## [Exercise directions]
Write out everything from the start of the listing down to and including the line containing "home-icon xyxy=(27,732,67,768)" as a numbered list, leaving out any blank lines.
──────────
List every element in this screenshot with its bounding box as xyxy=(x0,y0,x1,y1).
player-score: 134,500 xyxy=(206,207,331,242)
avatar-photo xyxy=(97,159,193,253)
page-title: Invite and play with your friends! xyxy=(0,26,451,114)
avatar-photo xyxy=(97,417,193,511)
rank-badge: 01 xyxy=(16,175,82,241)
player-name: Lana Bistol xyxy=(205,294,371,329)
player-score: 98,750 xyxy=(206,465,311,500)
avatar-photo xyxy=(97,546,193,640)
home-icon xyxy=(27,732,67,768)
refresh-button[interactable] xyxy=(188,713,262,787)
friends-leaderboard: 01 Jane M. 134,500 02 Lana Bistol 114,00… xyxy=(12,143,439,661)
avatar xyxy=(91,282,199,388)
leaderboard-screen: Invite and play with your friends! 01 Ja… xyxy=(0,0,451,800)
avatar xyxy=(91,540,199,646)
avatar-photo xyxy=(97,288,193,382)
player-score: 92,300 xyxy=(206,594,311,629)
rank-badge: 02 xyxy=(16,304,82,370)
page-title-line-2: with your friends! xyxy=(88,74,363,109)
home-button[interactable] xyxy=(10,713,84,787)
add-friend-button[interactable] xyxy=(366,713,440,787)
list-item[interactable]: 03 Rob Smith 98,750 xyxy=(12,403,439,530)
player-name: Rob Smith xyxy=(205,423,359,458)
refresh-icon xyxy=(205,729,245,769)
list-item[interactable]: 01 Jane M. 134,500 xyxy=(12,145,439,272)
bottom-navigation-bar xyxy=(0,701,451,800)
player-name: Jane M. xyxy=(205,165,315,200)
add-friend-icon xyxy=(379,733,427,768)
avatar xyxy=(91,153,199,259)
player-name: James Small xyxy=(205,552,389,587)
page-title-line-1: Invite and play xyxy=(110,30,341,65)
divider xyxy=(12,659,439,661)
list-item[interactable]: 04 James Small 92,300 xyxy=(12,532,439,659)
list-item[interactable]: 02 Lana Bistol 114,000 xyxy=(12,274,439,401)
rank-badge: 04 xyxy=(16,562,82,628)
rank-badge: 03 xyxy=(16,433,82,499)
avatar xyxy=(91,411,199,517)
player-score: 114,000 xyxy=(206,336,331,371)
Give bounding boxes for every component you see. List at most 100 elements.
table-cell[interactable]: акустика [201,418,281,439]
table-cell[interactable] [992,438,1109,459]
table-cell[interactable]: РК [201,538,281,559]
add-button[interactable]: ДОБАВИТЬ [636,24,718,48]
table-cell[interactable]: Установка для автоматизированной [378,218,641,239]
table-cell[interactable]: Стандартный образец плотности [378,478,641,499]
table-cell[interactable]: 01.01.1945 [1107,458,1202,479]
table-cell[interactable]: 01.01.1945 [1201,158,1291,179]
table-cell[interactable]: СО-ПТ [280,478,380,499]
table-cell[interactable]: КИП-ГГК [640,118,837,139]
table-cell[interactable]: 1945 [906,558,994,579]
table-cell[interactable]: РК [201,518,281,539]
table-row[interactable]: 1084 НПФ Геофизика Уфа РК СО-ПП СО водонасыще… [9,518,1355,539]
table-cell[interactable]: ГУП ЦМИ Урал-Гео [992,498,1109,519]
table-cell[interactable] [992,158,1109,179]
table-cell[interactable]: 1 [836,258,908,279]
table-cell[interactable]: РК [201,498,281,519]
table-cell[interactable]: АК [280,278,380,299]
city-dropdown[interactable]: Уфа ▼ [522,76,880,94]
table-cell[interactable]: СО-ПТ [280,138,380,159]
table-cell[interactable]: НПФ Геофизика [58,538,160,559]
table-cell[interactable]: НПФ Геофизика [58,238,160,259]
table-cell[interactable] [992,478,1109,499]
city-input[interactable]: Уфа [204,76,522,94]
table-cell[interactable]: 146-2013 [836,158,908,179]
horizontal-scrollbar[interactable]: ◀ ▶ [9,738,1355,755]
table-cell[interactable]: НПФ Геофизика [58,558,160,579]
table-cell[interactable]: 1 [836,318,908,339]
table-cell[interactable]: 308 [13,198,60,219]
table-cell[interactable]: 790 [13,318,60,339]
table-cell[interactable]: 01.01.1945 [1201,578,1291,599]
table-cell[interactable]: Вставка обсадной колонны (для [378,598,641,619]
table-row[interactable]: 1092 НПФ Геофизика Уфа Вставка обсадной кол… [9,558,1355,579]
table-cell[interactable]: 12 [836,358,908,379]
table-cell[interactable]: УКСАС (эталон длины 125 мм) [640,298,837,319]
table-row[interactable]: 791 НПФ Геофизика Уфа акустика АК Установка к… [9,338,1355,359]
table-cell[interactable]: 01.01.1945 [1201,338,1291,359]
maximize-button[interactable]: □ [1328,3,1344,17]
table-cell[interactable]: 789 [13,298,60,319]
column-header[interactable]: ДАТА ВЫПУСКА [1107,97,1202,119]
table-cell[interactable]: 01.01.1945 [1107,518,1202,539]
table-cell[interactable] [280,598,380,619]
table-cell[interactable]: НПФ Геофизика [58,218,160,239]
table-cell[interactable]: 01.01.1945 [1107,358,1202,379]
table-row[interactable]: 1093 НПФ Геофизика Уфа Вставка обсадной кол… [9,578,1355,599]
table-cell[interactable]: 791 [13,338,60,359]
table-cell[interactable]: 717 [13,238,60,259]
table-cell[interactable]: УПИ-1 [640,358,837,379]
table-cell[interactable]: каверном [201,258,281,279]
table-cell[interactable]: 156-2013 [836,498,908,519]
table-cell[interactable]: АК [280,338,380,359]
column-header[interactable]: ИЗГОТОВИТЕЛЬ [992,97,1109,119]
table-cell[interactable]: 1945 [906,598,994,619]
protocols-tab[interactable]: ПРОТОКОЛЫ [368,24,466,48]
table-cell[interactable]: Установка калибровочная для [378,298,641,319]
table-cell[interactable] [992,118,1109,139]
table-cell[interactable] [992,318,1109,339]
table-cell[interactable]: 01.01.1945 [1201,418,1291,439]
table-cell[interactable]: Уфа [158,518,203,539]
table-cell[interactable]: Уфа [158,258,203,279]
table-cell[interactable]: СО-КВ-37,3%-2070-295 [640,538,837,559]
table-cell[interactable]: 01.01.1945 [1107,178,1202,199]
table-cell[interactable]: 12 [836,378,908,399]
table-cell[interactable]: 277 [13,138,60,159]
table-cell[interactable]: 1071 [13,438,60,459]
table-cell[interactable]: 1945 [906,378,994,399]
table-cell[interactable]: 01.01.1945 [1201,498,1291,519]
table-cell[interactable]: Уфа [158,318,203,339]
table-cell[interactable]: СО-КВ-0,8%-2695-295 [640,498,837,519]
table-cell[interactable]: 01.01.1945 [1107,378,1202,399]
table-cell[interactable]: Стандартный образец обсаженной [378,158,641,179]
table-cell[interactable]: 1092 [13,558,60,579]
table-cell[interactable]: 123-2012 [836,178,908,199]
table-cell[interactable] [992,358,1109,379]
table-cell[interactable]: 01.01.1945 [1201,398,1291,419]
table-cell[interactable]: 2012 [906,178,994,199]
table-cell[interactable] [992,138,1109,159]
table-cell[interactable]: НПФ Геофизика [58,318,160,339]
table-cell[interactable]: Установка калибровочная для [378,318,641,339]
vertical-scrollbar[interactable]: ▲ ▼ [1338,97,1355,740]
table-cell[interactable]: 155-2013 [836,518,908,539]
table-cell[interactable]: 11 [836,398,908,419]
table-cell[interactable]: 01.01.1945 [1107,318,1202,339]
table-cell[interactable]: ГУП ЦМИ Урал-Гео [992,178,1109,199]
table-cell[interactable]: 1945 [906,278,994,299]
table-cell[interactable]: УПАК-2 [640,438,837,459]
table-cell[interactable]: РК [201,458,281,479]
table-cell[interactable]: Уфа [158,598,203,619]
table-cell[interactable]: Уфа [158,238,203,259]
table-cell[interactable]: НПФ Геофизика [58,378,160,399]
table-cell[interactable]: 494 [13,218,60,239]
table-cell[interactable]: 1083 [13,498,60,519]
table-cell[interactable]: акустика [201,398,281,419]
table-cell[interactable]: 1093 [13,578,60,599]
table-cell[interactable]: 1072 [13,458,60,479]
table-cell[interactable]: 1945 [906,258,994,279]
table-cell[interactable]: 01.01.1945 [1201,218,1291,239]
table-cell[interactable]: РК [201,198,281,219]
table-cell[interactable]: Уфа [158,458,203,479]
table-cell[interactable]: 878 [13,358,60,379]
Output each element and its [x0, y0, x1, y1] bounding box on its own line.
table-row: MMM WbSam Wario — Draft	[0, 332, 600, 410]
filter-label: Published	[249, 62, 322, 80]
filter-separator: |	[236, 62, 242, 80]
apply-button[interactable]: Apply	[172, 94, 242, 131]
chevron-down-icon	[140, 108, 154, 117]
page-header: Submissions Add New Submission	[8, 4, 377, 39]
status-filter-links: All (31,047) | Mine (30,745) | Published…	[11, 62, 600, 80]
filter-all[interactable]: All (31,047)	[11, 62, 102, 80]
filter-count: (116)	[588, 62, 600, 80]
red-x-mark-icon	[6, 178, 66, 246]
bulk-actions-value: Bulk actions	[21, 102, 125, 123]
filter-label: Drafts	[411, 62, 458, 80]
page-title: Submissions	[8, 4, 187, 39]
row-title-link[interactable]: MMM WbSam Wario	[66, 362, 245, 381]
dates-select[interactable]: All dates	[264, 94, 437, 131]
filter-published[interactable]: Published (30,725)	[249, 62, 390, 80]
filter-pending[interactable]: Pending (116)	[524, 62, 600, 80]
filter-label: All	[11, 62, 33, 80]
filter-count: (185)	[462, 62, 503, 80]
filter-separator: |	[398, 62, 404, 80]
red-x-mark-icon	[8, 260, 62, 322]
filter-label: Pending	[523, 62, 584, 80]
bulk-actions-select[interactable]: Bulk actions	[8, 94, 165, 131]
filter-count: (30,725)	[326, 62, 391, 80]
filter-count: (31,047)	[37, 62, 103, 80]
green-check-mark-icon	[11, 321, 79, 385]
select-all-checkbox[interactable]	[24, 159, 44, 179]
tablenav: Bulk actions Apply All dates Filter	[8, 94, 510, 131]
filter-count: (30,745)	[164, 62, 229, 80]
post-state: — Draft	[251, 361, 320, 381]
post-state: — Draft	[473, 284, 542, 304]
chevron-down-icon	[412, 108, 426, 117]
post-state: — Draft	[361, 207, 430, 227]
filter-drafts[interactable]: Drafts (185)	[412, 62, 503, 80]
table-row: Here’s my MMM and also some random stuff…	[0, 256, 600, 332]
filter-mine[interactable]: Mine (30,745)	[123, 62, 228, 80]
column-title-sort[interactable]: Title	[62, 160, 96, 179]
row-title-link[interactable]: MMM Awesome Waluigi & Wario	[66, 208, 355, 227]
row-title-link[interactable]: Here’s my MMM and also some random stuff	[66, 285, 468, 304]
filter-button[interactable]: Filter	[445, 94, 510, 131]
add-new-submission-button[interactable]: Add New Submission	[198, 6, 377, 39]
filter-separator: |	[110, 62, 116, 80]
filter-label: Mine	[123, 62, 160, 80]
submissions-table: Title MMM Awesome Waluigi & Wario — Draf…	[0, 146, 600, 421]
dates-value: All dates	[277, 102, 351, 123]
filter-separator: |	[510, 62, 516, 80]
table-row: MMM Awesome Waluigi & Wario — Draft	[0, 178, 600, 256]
──────────
## [Result for this exercise]
1. List every element in this screenshot with its bounding box as xyxy=(x0,y0,x1,y1).
2. player-score: 134,500 xyxy=(206,207,331,242)
3. avatar-photo xyxy=(97,159,193,253)
4. page-title: Invite and play with your friends! xyxy=(0,26,451,114)
5. avatar-photo xyxy=(97,417,193,511)
6. rank-badge: 01 xyxy=(16,175,82,241)
7. player-name: Lana Bistol xyxy=(205,294,371,329)
8. player-score: 98,750 xyxy=(206,465,311,500)
9. avatar-photo xyxy=(97,546,193,640)
10. home-icon xyxy=(27,732,67,768)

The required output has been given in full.